> **Task instructions**: Reproduce the entries word for word, and omit any picture you find in them.

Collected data
┄┄┄┄┄┄┄┄┄┄

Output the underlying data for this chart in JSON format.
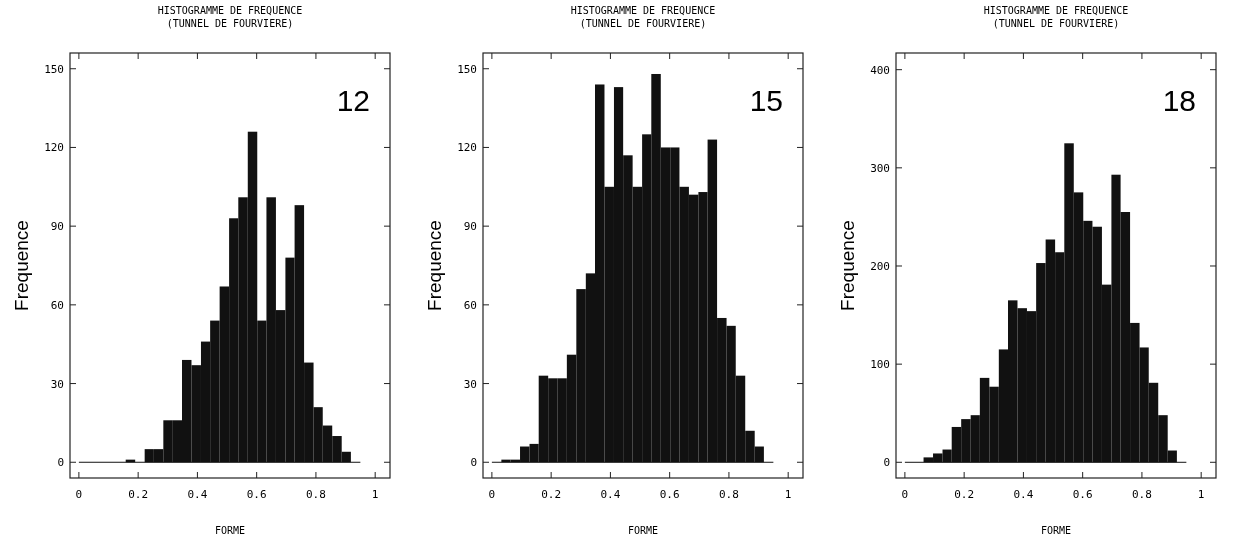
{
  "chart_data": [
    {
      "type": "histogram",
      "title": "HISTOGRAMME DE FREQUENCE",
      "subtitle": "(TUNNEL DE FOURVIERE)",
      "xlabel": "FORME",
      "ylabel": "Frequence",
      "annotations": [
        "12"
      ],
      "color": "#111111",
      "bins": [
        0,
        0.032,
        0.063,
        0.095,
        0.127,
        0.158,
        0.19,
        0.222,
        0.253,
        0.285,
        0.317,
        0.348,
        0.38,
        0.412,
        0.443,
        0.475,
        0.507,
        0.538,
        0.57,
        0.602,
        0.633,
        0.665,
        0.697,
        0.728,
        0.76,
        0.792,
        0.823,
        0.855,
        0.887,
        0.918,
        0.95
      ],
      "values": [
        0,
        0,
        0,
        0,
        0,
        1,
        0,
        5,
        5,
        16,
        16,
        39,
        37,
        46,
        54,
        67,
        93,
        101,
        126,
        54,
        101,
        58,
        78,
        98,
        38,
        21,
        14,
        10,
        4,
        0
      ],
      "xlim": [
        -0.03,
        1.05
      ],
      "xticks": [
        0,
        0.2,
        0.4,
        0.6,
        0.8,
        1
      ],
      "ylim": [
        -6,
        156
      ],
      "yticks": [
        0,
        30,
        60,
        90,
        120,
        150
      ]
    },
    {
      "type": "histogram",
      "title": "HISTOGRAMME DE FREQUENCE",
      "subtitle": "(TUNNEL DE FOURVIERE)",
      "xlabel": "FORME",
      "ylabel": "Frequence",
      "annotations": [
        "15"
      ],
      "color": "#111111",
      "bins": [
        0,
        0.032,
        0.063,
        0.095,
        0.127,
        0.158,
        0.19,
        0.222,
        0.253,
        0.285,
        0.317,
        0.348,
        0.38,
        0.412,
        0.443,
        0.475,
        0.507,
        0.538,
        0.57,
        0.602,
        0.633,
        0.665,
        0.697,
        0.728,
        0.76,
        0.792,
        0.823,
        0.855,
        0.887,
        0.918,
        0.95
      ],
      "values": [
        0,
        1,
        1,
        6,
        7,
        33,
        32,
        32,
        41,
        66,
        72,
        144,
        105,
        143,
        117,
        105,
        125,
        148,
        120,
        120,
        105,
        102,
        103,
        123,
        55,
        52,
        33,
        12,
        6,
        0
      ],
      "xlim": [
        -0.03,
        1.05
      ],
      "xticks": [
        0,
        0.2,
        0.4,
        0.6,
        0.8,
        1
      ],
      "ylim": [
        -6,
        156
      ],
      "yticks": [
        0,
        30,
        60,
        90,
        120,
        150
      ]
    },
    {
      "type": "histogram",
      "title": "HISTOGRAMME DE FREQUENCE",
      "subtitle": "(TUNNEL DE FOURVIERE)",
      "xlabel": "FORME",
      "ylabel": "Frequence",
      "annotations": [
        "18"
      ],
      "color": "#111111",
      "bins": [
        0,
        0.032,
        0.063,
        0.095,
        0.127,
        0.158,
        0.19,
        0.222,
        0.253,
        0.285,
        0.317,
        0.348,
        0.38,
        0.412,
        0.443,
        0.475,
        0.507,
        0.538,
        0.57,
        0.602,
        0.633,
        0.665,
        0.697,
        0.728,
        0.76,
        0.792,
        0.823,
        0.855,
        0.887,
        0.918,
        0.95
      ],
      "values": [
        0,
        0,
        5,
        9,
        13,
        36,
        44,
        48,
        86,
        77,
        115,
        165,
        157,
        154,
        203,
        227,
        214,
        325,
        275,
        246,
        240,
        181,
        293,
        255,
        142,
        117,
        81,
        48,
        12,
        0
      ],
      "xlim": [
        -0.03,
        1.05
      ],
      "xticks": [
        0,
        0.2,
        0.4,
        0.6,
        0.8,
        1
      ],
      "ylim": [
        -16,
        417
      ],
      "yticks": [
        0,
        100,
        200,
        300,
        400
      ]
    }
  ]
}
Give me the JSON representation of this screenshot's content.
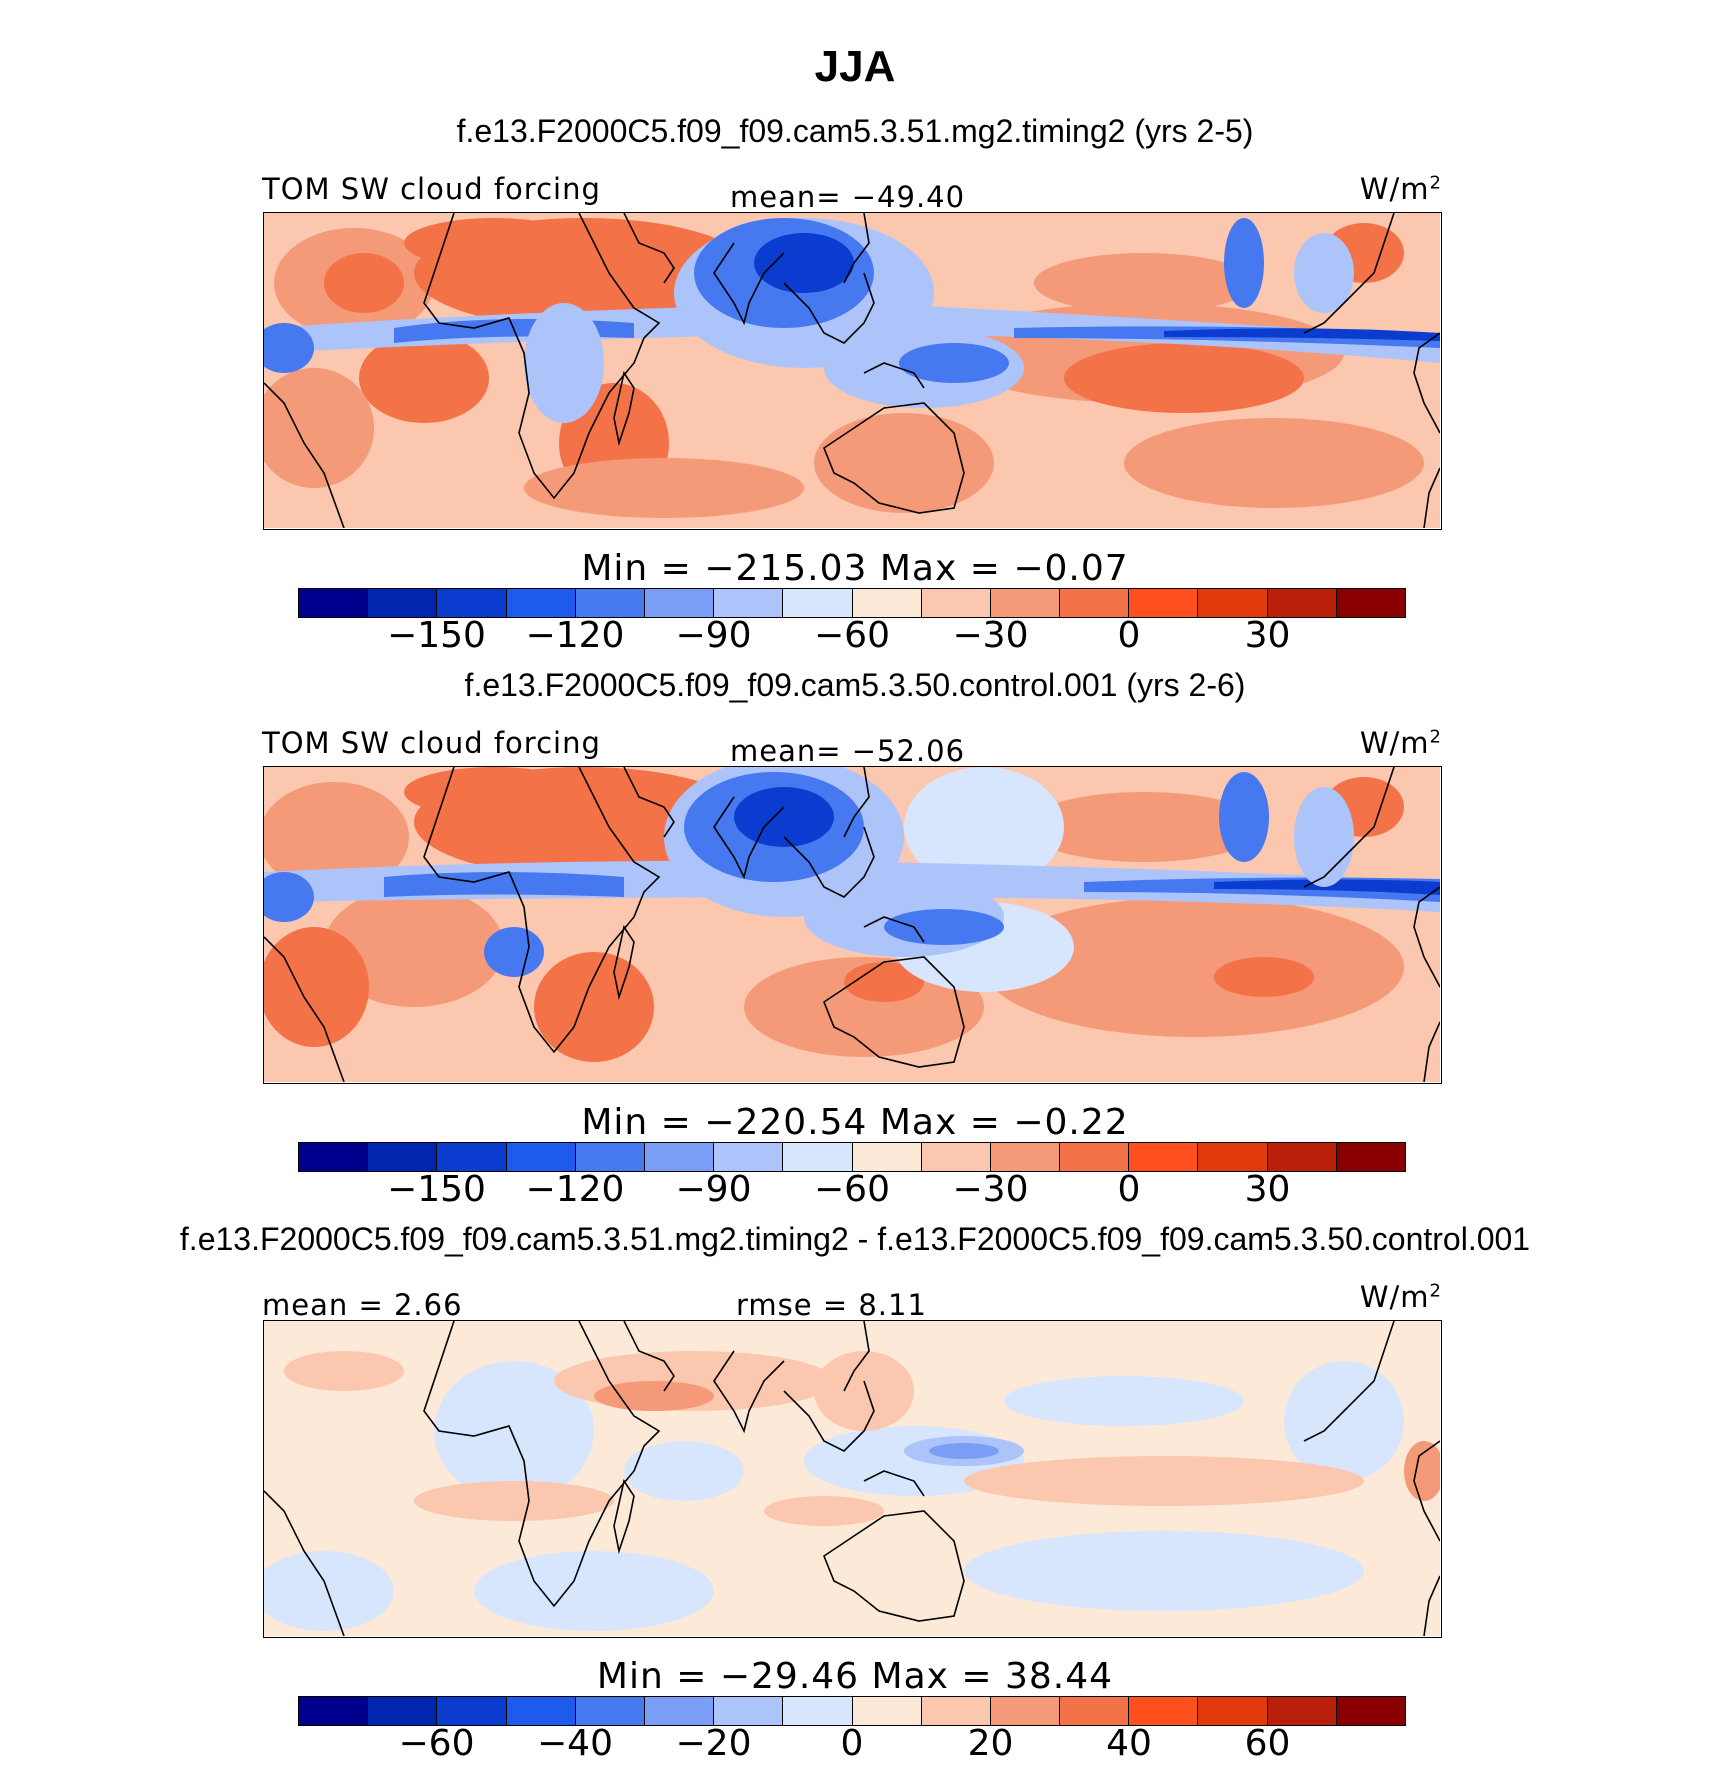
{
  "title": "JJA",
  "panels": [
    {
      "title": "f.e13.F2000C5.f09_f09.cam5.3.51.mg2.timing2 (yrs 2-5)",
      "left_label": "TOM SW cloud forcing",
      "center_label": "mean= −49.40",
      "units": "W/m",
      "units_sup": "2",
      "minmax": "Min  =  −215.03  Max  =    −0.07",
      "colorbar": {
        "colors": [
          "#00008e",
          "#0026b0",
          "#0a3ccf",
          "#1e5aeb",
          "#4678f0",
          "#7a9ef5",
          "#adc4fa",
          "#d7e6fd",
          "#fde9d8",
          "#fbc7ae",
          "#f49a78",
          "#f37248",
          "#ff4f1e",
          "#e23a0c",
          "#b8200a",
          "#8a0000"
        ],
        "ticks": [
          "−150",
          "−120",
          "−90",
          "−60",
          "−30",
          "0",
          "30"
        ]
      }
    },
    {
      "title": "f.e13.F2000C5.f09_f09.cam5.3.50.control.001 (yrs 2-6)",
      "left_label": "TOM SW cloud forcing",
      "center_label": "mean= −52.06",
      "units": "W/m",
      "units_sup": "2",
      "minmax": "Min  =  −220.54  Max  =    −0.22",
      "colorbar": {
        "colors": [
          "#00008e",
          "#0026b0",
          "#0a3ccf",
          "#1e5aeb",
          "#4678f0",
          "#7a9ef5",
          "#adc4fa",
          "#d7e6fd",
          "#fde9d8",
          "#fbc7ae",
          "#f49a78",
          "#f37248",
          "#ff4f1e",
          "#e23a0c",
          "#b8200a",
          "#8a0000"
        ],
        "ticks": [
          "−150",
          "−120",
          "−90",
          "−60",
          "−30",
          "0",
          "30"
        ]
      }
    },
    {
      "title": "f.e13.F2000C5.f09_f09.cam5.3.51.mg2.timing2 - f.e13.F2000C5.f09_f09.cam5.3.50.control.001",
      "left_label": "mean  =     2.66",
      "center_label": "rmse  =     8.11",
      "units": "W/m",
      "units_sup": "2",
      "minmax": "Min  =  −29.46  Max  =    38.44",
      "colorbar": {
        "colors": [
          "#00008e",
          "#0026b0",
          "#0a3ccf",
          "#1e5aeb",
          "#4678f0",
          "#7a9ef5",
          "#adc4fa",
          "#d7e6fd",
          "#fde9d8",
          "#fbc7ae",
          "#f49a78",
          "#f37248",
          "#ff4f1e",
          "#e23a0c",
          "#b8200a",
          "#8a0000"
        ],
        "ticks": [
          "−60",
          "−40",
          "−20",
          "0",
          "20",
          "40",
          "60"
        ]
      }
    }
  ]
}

┄┄┄┄┄┄┄┄┄┄

> **Solution for this problem**:
Output the underlying data for this chart in JSON format.
{
  "chart_data": [
    {
      "type": "histogram",
      "title": "HISTOGRAMME DE FREQUENCE",
      "subtitle": "(TUNNEL DE FOURVIERE)",
      "xlabel": "FORME",
      "ylabel": "Frequence",
      "annotations": [
        "12"
      ],
      "color": "#111111",
      "bins": [
        0,
        0.032,
        0.063,
        0.095,
        0.127,
        0.158,
        0.19,
        0.222,
        0.253,
        0.285,
        0.317,
        0.348,
        0.38,
        0.412,
        0.443,
        0.475,
        0.507,
        0.538,
        0.57,
        0.602,
        0.633,
        0.665,
        0.697,
        0.728,
        0.76,
        0.792,
        0.823,
        0.855,
        0.887,
        0.918,
        0.95
      ],
      "values": [
        0,
        0,
        0,
        0,
        0,
        1,
        0,
        5,
        5,
        16,
        16,
        39,
        37,
        46,
        54,
        67,
        93,
        101,
        126,
        54,
        101,
        58,
        78,
        98,
        38,
        21,
        14,
        10,
        4,
        0
      ],
      "xlim": [
        -0.03,
        1.05
      ],
      "xticks": [
        0,
        0.2,
        0.4,
        0.6,
        0.8,
        1
      ],
      "ylim": [
        -6,
        156
      ],
      "yticks": [
        0,
        30,
        60,
        90,
        120,
        150
      ]
    },
    {
      "type": "histogram",
      "title": "HISTOGRAMME DE FREQUENCE",
      "subtitle": "(TUNNEL DE FOURVIERE)",
      "xlabel": "FORME",
      "ylabel": "Frequence",
      "annotations": [
        "15"
      ],
      "color": "#111111",
      "bins": [
        0,
        0.032,
        0.063,
        0.095,
        0.127,
        0.158,
        0.19,
        0.222,
        0.253,
        0.285,
        0.317,
        0.348,
        0.38,
        0.412,
        0.443,
        0.475,
        0.507,
        0.538,
        0.57,
        0.602,
        0.633,
        0.665,
        0.697,
        0.728,
        0.76,
        0.792,
        0.823,
        0.855,
        0.887,
        0.918,
        0.95
      ],
      "values": [
        0,
        1,
        1,
        6,
        7,
        33,
        32,
        32,
        41,
        66,
        72,
        144,
        105,
        143,
        117,
        105,
        125,
        148,
        120,
        120,
        105,
        102,
        103,
        123,
        55,
        52,
        33,
        12,
        6,
        0
      ],
      "xlim": [
        -0.03,
        1.05
      ],
      "xticks": [
        0,
        0.2,
        0.4,
        0.6,
        0.8,
        1
      ],
      "ylim": [
        -6,
        156
      ],
      "yticks": [
        0,
        30,
        60,
        90,
        120,
        150
      ]
    },
    {
      "type": "histogram",
      "title": "HISTOGRAMME DE FREQUENCE",
      "subtitle": "(TUNNEL DE FOURVIERE)",
      "xlabel": "FORME",
      "ylabel": "Frequence",
      "annotations": [
        "18"
      ],
      "color": "#111111",
      "bins": [
        0,
        0.032,
        0.063,
        0.095,
        0.127,
        0.158,
        0.19,
        0.222,
        0.253,
        0.285,
        0.317,
        0.348,
        0.38,
        0.412,
        0.443,
        0.475,
        0.507,
        0.538,
        0.57,
        0.602,
        0.633,
        0.665,
        0.697,
        0.728,
        0.76,
        0.792,
        0.823,
        0.855,
        0.887,
        0.918,
        0.95
      ],
      "values": [
        0,
        0,
        5,
        9,
        13,
        36,
        44,
        48,
        86,
        77,
        115,
        165,
        157,
        154,
        203,
        227,
        214,
        325,
        275,
        246,
        240,
        181,
        293,
        255,
        142,
        117,
        81,
        48,
        12,
        0
      ],
      "xlim": [
        -0.03,
        1.05
      ],
      "xticks": [
        0,
        0.2,
        0.4,
        0.6,
        0.8,
        1
      ],
      "ylim": [
        -16,
        417
      ],
      "yticks": [
        0,
        100,
        200,
        300,
        400
      ]
    }
  ]
}
Give me the JSON representation of this screenshot's content.
{
  "title": "JJA",
  "panels": [
    {
      "title": "f.e13.F2000C5.f09_f09.cam5.3.51.mg2.timing2 (yrs 2-5)",
      "left_label": "TOM SW cloud forcing",
      "center_label": "mean= −49.40",
      "units": "W/m",
      "units_sup": "2",
      "minmax": "Min  =  −215.03  Max  =    −0.07",
      "colorbar": {
        "colors": [
          "#00008e",
          "#0026b0",
          "#0a3ccf",
          "#1e5aeb",
          "#4678f0",
          "#7a9ef5",
          "#adc4fa",
          "#d7e6fd",
          "#fde9d8",
          "#fbc7ae",
          "#f49a78",
          "#f37248",
          "#ff4f1e",
          "#e23a0c",
          "#b8200a",
          "#8a0000"
        ],
        "ticks": [
          "−150",
          "−120",
          "−90",
          "−60",
          "−30",
          "0",
          "30"
        ]
      }
    },
    {
      "title": "f.e13.F2000C5.f09_f09.cam5.3.50.control.001 (yrs 2-6)",
      "left_label": "TOM SW cloud forcing",
      "center_label": "mean= −52.06",
      "units": "W/m",
      "units_sup": "2",
      "minmax": "Min  =  −220.54  Max  =    −0.22",
      "colorbar": {
        "colors": [
          "#00008e",
          "#0026b0",
          "#0a3ccf",
          "#1e5aeb",
          "#4678f0",
          "#7a9ef5",
          "#adc4fa",
          "#d7e6fd",
          "#fde9d8",
          "#fbc7ae",
          "#f49a78",
          "#f37248",
          "#ff4f1e",
          "#e23a0c",
          "#b8200a",
          "#8a0000"
        ],
        "ticks": [
          "−150",
          "−120",
          "−90",
          "−60",
          "−30",
          "0",
          "30"
        ]
      }
    },
    {
      "title": "f.e13.F2000C5.f09_f09.cam5.3.51.mg2.timing2 - f.e13.F2000C5.f09_f09.cam5.3.50.control.001",
      "left_label": "mean  =     2.66",
      "center_label": "rmse  =     8.11",
      "units": "W/m",
      "units_sup": "2",
      "minmax": "Min  =  −29.46  Max  =    38.44",
      "colorbar": {
        "colors": [
          "#00008e",
          "#0026b0",
          "#0a3ccf",
          "#1e5aeb",
          "#4678f0",
          "#7a9ef5",
          "#adc4fa",
          "#d7e6fd",
          "#fde9d8",
          "#fbc7ae",
          "#f49a78",
          "#f37248",
          "#ff4f1e",
          "#e23a0c",
          "#b8200a",
          "#8a0000"
        ],
        "ticks": [
          "−60",
          "−40",
          "−20",
          "0",
          "20",
          "40",
          "60"
        ]
      }
    }
  ]
}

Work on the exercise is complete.